AIM:
Return the rows from the line with "table-cell: 3: [886, 535, 1062, 569]" up to and including the line with "nav-link[interactable]: FAQ: [532, 42, 558, 56]", copied character for character.
····················
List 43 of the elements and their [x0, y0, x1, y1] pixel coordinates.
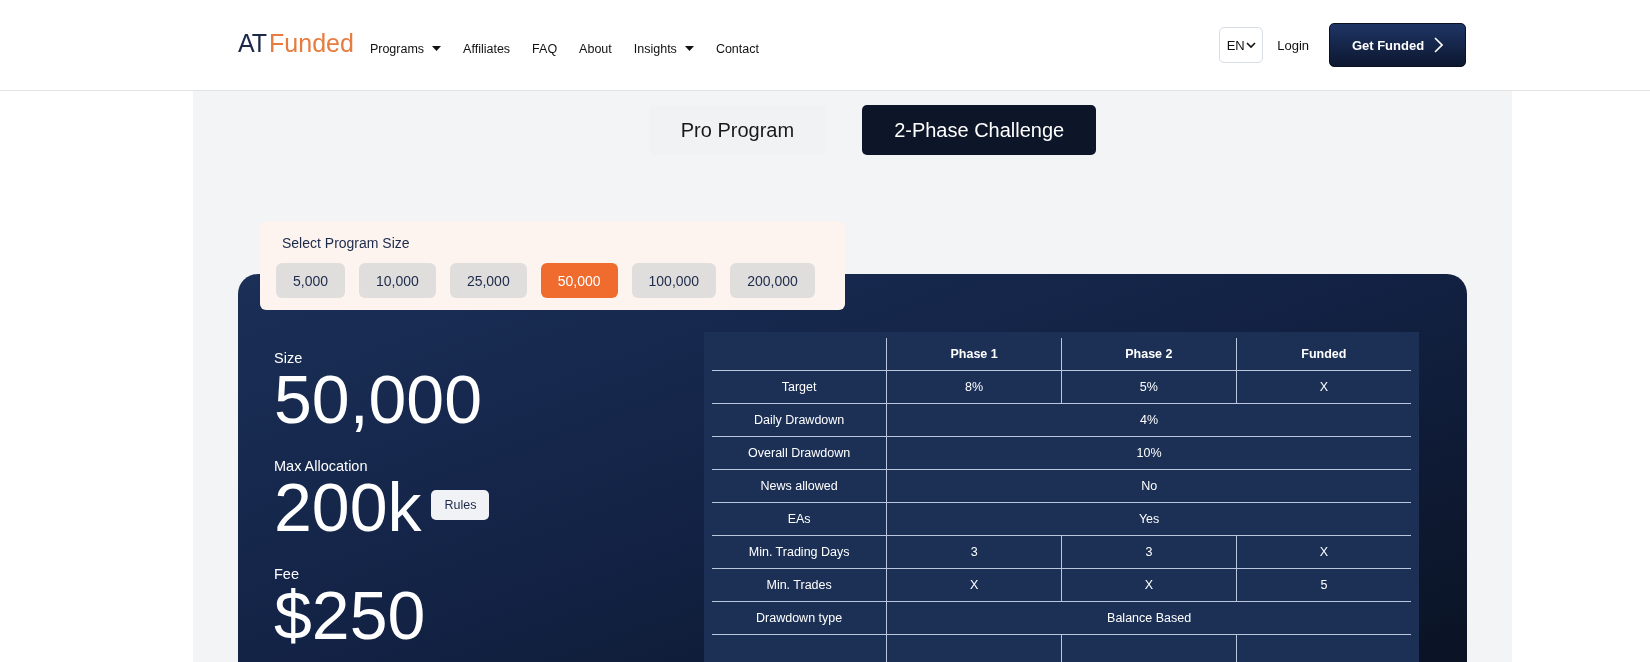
table-cell: 3: [886, 535, 1062, 569]
row-label: Target: [712, 370, 887, 404]
column-header: Funded: [1236, 338, 1411, 371]
column-header: Phase 2: [1061, 338, 1237, 371]
nav-link[interactable]: Programs: [369, 42, 442, 56]
nav-link[interactable]: FAQ: [532, 42, 558, 56]
row-label: Drawdown type: [712, 601, 887, 635]
stat-value: 50,000: [274, 366, 483, 432]
table-cell: 8%: [886, 370, 1062, 404]
table-cell: X: [1061, 568, 1237, 602]
row-label: EAs: [712, 502, 887, 536]
row-label: Overall Drawdown: [712, 436, 887, 470]
stat-value: 200k: [274, 474, 422, 540]
program-tab[interactable]: 2-Phase Challenge: [862, 105, 1097, 155]
stat-label: Fee: [274, 566, 300, 582]
get-funded-button[interactable]: Get Funded: [1329, 23, 1466, 67]
logo[interactable]: ATFunded: [238, 28, 354, 58]
row-label: Min. Trades: [712, 568, 887, 602]
stat-label: Size: [274, 350, 304, 366]
nav-link[interactable]: Insights: [633, 42, 694, 56]
row-label: News allowed: [712, 469, 887, 503]
chevron-down-icon: [1245, 41, 1256, 49]
size-option[interactable]: 5,000: [276, 263, 346, 298]
nav-link[interactable]: About: [579, 42, 612, 56]
row-label: Daily Drawdown: [712, 403, 887, 437]
stat-label: Max Allocation: [274, 458, 369, 474]
table-cell: 5%: [1061, 370, 1237, 404]
nav-link[interactable]: Contact: [715, 42, 759, 56]
chevron-right-icon: [1434, 37, 1444, 53]
stat-value: $250: [274, 582, 427, 648]
size-option[interactable]: 25,000: [449, 263, 527, 298]
language-selector[interactable]: EN: [1219, 27, 1264, 63]
size-option[interactable]: 200,000: [730, 263, 815, 298]
table-cell: X: [886, 568, 1062, 602]
selector-title: Select Program Size: [282, 235, 411, 251]
login-link[interactable]: Login: [1277, 37, 1309, 53]
size-option[interactable]: 100,000: [631, 263, 717, 298]
table-cell: 3: [1061, 535, 1237, 569]
column-header: Phase 1: [886, 338, 1062, 371]
size-option[interactable]: 10,000: [359, 263, 436, 298]
rules-button[interactable]: Rules: [431, 490, 490, 520]
row-label: Min. Trading Days: [712, 535, 887, 569]
nav-link[interactable]: Affiliates: [463, 42, 511, 56]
····················
TASK OUTPUT:
table-cell: 3: [886, 535, 1062, 569]
row-label: Target: [712, 370, 887, 404]
column-header: Funded: [1236, 338, 1411, 371]
column-header: Phase 2: [1061, 338, 1237, 371]
nav-link[interactable]: Programs: [369, 42, 442, 56]
nav-link[interactable]: FAQ: [532, 42, 558, 56]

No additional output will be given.